* _WHAT THIS TASK INVOLVES_: In the listing below, count the lines containing the string "name" and state only the number.

* _Figure record listings_:

<<<<

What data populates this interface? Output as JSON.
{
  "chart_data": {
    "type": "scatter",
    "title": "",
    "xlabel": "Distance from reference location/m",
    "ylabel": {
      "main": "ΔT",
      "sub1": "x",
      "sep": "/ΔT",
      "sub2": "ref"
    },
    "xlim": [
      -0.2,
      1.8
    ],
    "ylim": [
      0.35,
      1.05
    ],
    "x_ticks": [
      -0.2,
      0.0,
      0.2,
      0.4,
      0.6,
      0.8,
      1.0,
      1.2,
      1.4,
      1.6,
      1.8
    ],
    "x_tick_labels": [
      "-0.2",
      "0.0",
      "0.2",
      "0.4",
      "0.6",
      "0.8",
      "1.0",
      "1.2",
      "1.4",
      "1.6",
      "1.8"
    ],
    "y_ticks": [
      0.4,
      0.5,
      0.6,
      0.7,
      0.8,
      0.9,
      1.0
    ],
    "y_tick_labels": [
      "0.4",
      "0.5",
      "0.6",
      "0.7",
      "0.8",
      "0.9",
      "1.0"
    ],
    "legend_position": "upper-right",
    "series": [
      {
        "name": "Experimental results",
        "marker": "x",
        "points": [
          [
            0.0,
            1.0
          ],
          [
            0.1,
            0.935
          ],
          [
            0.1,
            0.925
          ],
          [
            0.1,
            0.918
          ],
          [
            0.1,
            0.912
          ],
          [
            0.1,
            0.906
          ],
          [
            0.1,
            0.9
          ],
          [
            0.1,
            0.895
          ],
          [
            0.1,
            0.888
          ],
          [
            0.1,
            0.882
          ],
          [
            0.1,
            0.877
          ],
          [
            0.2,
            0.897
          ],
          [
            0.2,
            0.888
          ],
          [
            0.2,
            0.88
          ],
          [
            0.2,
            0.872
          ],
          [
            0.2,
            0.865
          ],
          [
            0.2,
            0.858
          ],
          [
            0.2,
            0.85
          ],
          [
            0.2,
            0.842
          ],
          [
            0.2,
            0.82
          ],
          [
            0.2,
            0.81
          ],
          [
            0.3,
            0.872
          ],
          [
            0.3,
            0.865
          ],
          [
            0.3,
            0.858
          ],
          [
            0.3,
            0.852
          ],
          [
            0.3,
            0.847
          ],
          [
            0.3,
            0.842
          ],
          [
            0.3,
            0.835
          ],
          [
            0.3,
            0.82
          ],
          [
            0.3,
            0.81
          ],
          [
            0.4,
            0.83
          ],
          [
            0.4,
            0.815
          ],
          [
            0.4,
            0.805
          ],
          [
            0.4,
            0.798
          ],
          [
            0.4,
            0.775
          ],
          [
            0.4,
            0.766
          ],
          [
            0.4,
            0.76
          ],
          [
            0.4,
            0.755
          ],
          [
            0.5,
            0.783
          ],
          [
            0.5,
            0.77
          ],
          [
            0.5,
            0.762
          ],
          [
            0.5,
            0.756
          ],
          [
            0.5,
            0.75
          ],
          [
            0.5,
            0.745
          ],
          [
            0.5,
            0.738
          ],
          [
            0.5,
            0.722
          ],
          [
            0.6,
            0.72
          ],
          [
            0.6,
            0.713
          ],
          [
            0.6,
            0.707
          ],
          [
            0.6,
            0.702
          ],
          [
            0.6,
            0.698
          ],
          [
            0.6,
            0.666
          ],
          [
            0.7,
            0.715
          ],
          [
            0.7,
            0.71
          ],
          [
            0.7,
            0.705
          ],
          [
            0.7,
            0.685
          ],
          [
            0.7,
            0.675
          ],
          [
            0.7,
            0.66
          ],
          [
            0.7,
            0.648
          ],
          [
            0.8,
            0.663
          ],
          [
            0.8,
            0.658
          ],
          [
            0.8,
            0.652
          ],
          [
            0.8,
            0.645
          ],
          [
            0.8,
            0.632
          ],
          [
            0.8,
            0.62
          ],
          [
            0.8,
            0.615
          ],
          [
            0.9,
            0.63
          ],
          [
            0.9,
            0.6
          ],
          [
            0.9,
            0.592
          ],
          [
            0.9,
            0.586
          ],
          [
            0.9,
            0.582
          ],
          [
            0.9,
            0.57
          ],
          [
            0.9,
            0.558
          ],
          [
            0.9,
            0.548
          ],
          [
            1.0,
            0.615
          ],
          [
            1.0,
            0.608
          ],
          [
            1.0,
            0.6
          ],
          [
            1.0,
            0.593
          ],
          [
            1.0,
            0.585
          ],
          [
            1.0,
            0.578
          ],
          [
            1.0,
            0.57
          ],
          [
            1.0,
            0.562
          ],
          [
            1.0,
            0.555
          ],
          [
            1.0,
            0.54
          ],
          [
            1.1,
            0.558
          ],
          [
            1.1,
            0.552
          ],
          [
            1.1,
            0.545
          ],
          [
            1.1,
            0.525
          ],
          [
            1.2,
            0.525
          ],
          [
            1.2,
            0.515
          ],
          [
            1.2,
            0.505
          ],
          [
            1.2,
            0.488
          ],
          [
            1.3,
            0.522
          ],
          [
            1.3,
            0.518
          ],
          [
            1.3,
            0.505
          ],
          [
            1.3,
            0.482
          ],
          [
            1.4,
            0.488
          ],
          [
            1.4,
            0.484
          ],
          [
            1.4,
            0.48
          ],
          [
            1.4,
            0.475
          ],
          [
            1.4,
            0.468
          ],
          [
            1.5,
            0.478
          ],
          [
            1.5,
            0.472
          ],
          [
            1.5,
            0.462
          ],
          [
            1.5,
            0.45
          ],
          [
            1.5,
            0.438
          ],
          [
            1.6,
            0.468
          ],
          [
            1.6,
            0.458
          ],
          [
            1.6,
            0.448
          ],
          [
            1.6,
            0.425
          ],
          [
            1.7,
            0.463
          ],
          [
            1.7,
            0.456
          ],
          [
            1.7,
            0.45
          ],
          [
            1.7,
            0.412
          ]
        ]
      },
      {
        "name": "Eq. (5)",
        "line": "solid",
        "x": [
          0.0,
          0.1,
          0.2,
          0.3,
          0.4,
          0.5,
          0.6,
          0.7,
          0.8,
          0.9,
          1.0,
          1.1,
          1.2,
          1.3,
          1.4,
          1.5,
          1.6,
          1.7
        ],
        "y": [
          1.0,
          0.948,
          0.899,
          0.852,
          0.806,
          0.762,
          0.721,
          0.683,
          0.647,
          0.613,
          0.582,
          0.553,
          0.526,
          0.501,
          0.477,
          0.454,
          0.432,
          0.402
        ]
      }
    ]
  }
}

>>>>

* _CORRECT RESULT_: 2